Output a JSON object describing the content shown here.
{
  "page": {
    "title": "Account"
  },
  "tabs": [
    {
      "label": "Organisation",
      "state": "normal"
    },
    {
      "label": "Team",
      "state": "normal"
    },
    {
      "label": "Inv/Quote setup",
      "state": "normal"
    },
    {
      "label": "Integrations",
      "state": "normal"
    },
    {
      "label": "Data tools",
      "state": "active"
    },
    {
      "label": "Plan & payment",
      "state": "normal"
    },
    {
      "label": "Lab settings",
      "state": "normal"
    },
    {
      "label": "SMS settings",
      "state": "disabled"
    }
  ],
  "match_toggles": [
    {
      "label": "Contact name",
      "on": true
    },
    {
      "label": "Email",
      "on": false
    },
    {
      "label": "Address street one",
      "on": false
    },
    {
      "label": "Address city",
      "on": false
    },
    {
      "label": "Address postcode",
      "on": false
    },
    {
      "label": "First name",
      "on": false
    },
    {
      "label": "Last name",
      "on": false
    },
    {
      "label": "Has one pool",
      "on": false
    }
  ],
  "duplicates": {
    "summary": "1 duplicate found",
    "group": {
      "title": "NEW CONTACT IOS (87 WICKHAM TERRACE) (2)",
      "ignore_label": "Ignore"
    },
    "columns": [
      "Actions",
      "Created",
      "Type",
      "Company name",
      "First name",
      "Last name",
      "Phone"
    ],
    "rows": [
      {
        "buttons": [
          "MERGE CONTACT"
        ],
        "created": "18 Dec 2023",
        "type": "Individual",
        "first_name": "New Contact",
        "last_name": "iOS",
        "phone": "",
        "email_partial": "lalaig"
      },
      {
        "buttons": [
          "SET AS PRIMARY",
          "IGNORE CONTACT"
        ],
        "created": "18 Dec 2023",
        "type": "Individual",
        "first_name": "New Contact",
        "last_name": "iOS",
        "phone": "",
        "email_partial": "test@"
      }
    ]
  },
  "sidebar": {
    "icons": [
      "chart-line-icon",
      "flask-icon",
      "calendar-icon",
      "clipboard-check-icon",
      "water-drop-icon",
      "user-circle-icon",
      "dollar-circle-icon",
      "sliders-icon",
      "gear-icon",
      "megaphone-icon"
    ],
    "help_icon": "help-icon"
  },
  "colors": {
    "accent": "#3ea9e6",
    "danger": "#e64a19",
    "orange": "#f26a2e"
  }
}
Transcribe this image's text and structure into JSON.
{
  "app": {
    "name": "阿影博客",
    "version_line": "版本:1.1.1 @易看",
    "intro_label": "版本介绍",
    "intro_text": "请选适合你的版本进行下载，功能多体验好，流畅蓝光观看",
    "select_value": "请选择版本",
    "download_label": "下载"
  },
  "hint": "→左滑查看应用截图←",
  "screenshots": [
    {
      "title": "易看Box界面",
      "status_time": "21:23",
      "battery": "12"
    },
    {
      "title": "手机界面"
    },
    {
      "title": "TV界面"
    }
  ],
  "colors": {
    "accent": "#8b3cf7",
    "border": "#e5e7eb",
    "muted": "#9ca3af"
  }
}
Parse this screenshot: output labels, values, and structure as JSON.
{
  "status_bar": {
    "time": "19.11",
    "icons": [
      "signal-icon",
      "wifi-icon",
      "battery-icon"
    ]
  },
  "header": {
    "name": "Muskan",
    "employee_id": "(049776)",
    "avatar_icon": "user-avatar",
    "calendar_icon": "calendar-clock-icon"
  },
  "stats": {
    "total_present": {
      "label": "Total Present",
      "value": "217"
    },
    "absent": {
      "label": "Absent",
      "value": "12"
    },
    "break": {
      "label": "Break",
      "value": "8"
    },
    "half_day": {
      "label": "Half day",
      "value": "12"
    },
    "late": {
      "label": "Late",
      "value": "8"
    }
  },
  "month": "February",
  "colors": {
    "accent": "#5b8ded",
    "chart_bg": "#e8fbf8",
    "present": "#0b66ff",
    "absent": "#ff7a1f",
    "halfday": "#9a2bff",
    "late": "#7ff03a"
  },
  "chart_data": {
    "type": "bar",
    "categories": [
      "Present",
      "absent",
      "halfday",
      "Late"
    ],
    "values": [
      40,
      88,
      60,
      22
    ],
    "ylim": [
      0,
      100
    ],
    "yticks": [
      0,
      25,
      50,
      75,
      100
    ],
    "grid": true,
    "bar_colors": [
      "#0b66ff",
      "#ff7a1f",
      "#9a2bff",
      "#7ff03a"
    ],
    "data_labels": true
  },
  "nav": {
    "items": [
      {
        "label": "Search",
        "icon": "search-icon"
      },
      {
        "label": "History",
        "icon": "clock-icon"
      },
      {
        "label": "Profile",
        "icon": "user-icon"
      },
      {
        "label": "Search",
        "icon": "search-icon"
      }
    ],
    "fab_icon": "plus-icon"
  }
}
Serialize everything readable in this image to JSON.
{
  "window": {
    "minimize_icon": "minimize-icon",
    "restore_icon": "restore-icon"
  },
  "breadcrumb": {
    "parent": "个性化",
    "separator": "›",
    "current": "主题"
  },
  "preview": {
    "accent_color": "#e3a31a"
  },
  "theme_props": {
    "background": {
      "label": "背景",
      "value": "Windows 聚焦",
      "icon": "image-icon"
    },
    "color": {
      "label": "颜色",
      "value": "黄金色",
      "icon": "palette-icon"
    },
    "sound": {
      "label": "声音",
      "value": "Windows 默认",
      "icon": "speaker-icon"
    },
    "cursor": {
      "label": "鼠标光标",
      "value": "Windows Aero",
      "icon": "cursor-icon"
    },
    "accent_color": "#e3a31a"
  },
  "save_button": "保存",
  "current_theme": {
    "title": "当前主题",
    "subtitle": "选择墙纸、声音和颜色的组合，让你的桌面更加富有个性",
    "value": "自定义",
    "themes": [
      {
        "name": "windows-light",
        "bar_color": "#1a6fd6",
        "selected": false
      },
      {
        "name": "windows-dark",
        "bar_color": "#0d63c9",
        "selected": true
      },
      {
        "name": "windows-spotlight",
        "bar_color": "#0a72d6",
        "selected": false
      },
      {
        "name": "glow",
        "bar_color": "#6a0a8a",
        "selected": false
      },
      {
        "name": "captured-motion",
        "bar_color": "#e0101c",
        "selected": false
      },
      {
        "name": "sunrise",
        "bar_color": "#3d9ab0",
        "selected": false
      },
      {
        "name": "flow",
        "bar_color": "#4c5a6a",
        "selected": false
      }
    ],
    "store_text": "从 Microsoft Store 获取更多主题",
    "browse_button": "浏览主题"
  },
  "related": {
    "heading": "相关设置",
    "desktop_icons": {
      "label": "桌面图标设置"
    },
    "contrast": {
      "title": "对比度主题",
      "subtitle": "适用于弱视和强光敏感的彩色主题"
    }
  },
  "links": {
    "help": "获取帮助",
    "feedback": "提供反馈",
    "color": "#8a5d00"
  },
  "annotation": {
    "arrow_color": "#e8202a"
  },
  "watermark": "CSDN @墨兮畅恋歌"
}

Work required: Could you quote the material above in full, exactly as it stands?

The result:
Output a JSON object describing the content shown here.
{
  "page": {
    "title": "Account"
  },
  "tabs": [
    {
      "label": "Organisation",
      "state": "normal"
    },
    {
      "label": "Team",
      "state": "normal"
    },
    {
      "label": "Inv/Quote setup",
      "state": "normal"
    },
    {
      "label": "Integrations",
      "state": "normal"
    },
    {
      "label": "Data tools",
      "state": "active"
    },
    {
      "label": "Plan & payment",
      "state": "normal"
    },
    {
      "label": "Lab settings",
      "state": "normal"
    },
    {
      "label": "SMS settings",
      "state": "disabled"
    }
  ],
  "match_toggles": [
    {
      "label": "Contact name",
      "on": true
    },
    {
      "label": "Email",
      "on": false
    },
    {
      "label": "Address street one",
      "on": false
    },
    {
      "label": "Address city",
      "on": false
    },
    {
      "label": "Address postcode",
      "on": false
    },
    {
      "label": "First name",
      "on": false
    },
    {
      "label": "Last name",
      "on": false
    },
    {
      "label": "Has one pool",
      "on": false
    }
  ],
  "duplicates": {
    "summary": "1 duplicate found",
    "group": {
      "title": "NEW CONTACT IOS (87 WICKHAM TERRACE) (2)",
      "ignore_label": "Ignore"
    },
    "columns": [
      "Actions",
      "Created",
      "Type",
      "Company name",
      "First name",
      "Last name",
      "Phone"
    ],
    "rows": [
      {
        "buttons": [
          "MERGE CONTACT"
        ],
        "created": "18 Dec 2023",
        "type": "Individual",
        "first_name": "New Contact",
        "last_name": "iOS",
        "phone": "",
        "email_partial": "lalaig"
      },
      {
        "buttons": [
          "SET AS PRIMARY",
          "IGNORE CONTACT"
        ],
        "created": "18 Dec 2023",
        "type": "Individual",
        "first_name": "New Contact",
        "last_name": "iOS",
        "phone": "",
        "email_partial": "test@"
      }
    ]
  },
  "sidebar": {
    "icons": [
      "chart-line-icon",
      "flask-icon",
      "calendar-icon",
      "clipboard-check-icon",
      "water-drop-icon",
      "user-circle-icon",
      "dollar-circle-icon",
      "sliders-icon",
      "gear-icon",
      "megaphone-icon"
    ],
    "help_icon": "help-icon"
  },
  "colors": {
    "accent": "#3ea9e6",
    "danger": "#e64a19",
    "orange": "#f26a2e"
  }
}
Transcribe this image's text and structure into JSON.
{
  "app": {
    "name": "阿影博客",
    "version_line": "版本:1.1.1 @易看",
    "intro_label": "版本介绍",
    "intro_text": "请选适合你的版本进行下载，功能多体验好，流畅蓝光观看",
    "select_value": "请选择版本",
    "download_label": "下载"
  },
  "hint": "→左滑查看应用截图←",
  "screenshots": [
    {
      "title": "易看Box界面",
      "status_time": "21:23",
      "battery": "12"
    },
    {
      "title": "手机界面"
    },
    {
      "title": "TV界面"
    }
  ],
  "colors": {
    "accent": "#8b3cf7",
    "border": "#e5e7eb",
    "muted": "#9ca3af"
  }
}
Parse this screenshot: output labels, values, and structure as JSON.
{
  "status_bar": {
    "time": "19.11",
    "icons": [
      "signal-icon",
      "wifi-icon",
      "battery-icon"
    ]
  },
  "header": {
    "name": "Muskan",
    "employee_id": "(049776)",
    "avatar_icon": "user-avatar",
    "calendar_icon": "calendar-clock-icon"
  },
  "stats": {
    "total_present": {
      "label": "Total Present",
      "value": "217"
    },
    "absent": {
      "label": "Absent",
      "value": "12"
    },
    "break": {
      "label": "Break",
      "value": "8"
    },
    "half_day": {
      "label": "Half day",
      "value": "12"
    },
    "late": {
      "label": "Late",
      "value": "8"
    }
  },
  "month": "February",
  "colors": {
    "accent": "#5b8ded",
    "chart_bg": "#e8fbf8",
    "present": "#0b66ff",
    "absent": "#ff7a1f",
    "halfday": "#9a2bff",
    "late": "#7ff03a"
  },
  "chart_data": {
    "type": "bar",
    "categories": [
      "Present",
      "absent",
      "halfday",
      "Late"
    ],
    "values": [
      40,
      88,
      60,
      22
    ],
    "ylim": [
      0,
      100
    ],
    "yticks": [
      0,
      25,
      50,
      75,
      100
    ],
    "grid": true,
    "bar_colors": [
      "#0b66ff",
      "#ff7a1f",
      "#9a2bff",
      "#7ff03a"
    ],
    "data_labels": true
  },
  "nav": {
    "items": [
      {
        "label": "Search",
        "icon": "search-icon"
      },
      {
        "label": "History",
        "icon": "clock-icon"
      },
      {
        "label": "Profile",
        "icon": "user-icon"
      },
      {
        "label": "Search",
        "icon": "search-icon"
      }
    ],
    "fab_icon": "plus-icon"
  }
}
Serialize everything readable in this image to JSON.
{
  "window": {
    "minimize_icon": "minimize-icon",
    "restore_icon": "restore-icon"
  },
  "breadcrumb": {
    "parent": "个性化",
    "separator": "›",
    "current": "主题"
  },
  "preview": {
    "accent_color": "#e3a31a"
  },
  "theme_props": {
    "background": {
      "label": "背景",
      "value": "Windows 聚焦",
      "icon": "image-icon"
    },
    "color": {
      "label": "颜色",
      "value": "黄金色",
      "icon": "palette-icon"
    },
    "sound": {
      "label": "声音",
      "value": "Windows 默认",
      "icon": "speaker-icon"
    },
    "cursor": {
      "label": "鼠标光标",
      "value": "Windows Aero",
      "icon": "cursor-icon"
    },
    "accent_color": "#e3a31a"
  },
  "save_button": "保存",
  "current_theme": {
    "title": "当前主题",
    "subtitle": "选择墙纸、声音和颜色的组合，让你的桌面更加富有个性",
    "value": "自定义",
    "themes": [
      {
        "name": "windows-light",
        "bar_color": "#1a6fd6",
        "selected": false
      },
      {
        "name": "windows-dark",
        "bar_color": "#0d63c9",
        "selected": true
      },
      {
        "name": "windows-spotlight",
        "bar_color": "#0a72d6",
        "selected": false
      },
      {
        "name": "glow",
        "bar_color": "#6a0a8a",
        "selected": false
      },
      {
        "name": "captured-motion",
        "bar_color": "#e0101c",
        "selected": false
      },
      {
        "name": "sunrise",
        "bar_color": "#3d9ab0",
        "selected": false
      },
      {
        "name": "flow",
        "bar_color": "#4c5a6a",
        "selected": false
      }
    ],
    "store_text": "从 Microsoft Store 获取更多主题",
    "browse_button": "浏览主题"
  },
  "related": {
    "heading": "相关设置",
    "desktop_icons": {
      "label": "桌面图标设置"
    },
    "contrast": {
      "title": "对比度主题",
      "subtitle": "适用于弱视和强光敏感的彩色主题"
    }
  },
  "links": {
    "help": "获取帮助",
    "feedback": "提供反馈",
    "color": "#8a5d00"
  },
  "annotation": {
    "arrow_color": "#e8202a"
  },
  "watermark": "CSDN @墨兮畅恋歌"
}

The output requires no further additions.